### INSTRUCTIONS
1) According to the passage on burning mouth syndrome treatment below, how should topical clonazepam be used?
2) Name every relaxation practice that the burning mouth syndrome passage below lists.
3) The burning mouth syndrome passage below notes that the evidence for alpha-lipoic acid is limited. Why does it still call the supplement a reasonable option for some patients?

### PASSAGE PROVIDED
= Beginning of Section =

Treating Underlying Conditions First

When secondary BMS has a clear identifiable cause, addressing that cause directly offers the best chance of meaningful symptom relief. Correcting nutritional deficiencies through supplementation, managing GERD with appropriate medical treatment, addressing dry mouth caused by medication or systemic disease, treating oral candidiasis, or adjusting ill-fitting dental appliances should all happen before escalating to medications targeting the burning sensation directly.

Medications for Primary BMS

For primary BMS where nerve dysfunction drives the burning, several medication categories have shown efficacy. Low-dose tricyclic antidepressants — particularly amitriptyline and nortriptyline — reduce neuropathic pain through mechanisms that don’t depend on their antidepressant effect, and they represent a well-established option. Gabapentin and pregabalin, anticonvulsant medications that modulate nerve signaling, also reduce neuropathic burning in some patients.

Topical treatments provide a different approach. Clonazepam — applied as a topical rinse and expectorated rather than swallowed — has shown particularly promising results in BMS clinical trials. Capsaicin rinses work through desensitization of the TRPV1 pain receptors, initially causing more burning before reducing it over time with regular application. Topical lidocaine or benzocaine provides temporary numbing relief for acute pain episodes.

Alpha-lipoic acid, a naturally occurring antioxidant, has shown benefit in some BMS research, particularly for cases with a neuropathic component. The evidence base is more limited than for the medications above, but the low side-effect profile makes it a reasonable option for some patients to try under medical supervision.

Dietary Modifications

Avoiding foods and beverages that exacerbate the burning reduces symptom intensity without addressing the underlying cause. Hot foods and liquids, spicy foods, acidic foods and drinks (citrus, tomatoes, vinegar), alcohol, and caffeine most commonly worsen BMS symptoms. Many patients find that cool or room-temperature foods are better tolerated than hot ones. Keeping a symptom diary that tracks foods consumed alongside symptom intensity helps identify personal triggers that may not follow the general pattern.

Cognitive Behavioral Therapy

CBT represents one of the most evidence-backed non-pharmacological approaches to BMS. It directly addresses the psychological dimension of chronic pain — the anxiety about symptoms, the catastrophizing that amplifies pain perception, the behavioral changes that develop around pain management — and provides structured strategies for changing thought patterns that worsen the experience of burning. CBT doesn’t eliminate the physical source of the pain, but it consistently reduces the pain’s impact on daily functioning and quality of life.

Stress and Anxiety Management

Relaxation practices — including mindfulness meditation, progressive muscle relaxation, deep breathing, yoga, and guided imagery — reduce physiological stress responses that can amplify neuropathic pain. Building a consistent stress management practice alongside other treatments creates a more comprehensive approach to managing BMS than medication alone.

Living With Burning Mouth Syndrome

BMS can be genuinely difficult to live with, particularly during the period before diagnosis when the cause of the burning remains unclear and treatment hasn’t begun. Connecting with a healthcare provider — ideally one with experience in oral medicine, chronic pain, or neuropathic conditions — who takes the condition seriously and commits to a systematic diagnostic process makes a substantial difference in outcomes.

Maintaining meticulous oral hygiene supports gum and mucosal health even when the mouth is uncomfortable. Choosing a mild, SLS-free toothpaste reduces the irritant load on already-sensitive oral tissue. Staying well-hydrated supports saliva production. Avoiding tobacco and alcohol removes two significant oral irritants.

Many patients with BMS experience significant improvement over time with appropriate treatment — though “appropriate” varies substantially depending on whether the condition is primary or secondary and which specific factors drive it. A personalized, methodical approach that addresses identifiable contributors and supports overall nervous system and psychological health offers the best path toward meaningful relief.

= End of Section =

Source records
= Beginning of Section =

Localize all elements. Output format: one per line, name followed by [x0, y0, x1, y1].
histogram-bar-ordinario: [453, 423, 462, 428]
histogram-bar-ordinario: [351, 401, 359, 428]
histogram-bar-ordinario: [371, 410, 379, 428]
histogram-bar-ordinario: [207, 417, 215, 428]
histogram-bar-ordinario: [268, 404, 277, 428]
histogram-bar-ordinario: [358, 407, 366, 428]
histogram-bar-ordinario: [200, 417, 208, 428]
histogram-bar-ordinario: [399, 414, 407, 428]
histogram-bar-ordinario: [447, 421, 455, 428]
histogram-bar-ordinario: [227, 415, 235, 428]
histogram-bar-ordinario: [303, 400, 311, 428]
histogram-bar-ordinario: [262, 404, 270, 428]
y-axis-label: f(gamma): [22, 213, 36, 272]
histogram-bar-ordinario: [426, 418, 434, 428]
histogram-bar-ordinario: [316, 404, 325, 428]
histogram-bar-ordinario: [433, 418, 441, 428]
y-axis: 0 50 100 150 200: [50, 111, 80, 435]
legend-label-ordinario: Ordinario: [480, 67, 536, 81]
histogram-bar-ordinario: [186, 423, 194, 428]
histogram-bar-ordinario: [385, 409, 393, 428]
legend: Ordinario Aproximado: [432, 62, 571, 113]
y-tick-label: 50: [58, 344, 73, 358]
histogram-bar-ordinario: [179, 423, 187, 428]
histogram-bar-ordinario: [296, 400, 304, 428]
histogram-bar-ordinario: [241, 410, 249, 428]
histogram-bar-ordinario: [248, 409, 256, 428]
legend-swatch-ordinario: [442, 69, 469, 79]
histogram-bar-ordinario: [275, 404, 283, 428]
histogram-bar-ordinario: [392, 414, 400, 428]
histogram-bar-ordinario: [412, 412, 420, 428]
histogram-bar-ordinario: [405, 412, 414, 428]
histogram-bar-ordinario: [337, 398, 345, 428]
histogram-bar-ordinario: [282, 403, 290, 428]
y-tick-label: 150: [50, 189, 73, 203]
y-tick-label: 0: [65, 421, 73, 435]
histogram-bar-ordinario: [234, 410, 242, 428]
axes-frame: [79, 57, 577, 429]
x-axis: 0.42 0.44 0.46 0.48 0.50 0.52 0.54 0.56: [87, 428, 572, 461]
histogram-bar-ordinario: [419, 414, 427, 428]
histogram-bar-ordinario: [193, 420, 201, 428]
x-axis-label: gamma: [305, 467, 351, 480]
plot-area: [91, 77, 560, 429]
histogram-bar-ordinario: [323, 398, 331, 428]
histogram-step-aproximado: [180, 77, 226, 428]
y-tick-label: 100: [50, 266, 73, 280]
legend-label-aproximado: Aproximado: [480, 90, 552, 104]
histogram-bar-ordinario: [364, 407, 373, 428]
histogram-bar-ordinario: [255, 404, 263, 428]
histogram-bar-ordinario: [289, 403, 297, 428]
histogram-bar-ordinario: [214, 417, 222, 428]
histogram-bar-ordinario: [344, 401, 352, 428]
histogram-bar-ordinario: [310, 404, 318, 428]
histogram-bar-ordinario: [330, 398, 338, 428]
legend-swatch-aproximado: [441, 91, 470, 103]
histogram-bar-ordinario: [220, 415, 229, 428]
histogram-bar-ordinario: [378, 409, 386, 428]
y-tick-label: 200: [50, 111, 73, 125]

= End of Section =

### RESPONSES BY TASK
1) It is applied as a topical rinse and spit out rather than swallowed.

2) Mindfulness meditation, progressive muscle relaxation, deep breathing, yoga, and guided imagery.

3) Its side-effect profile is low, so some patients can reasonably try it under medical supervision. Some research has also shown benefit, particularly in cases with a neuropathic component.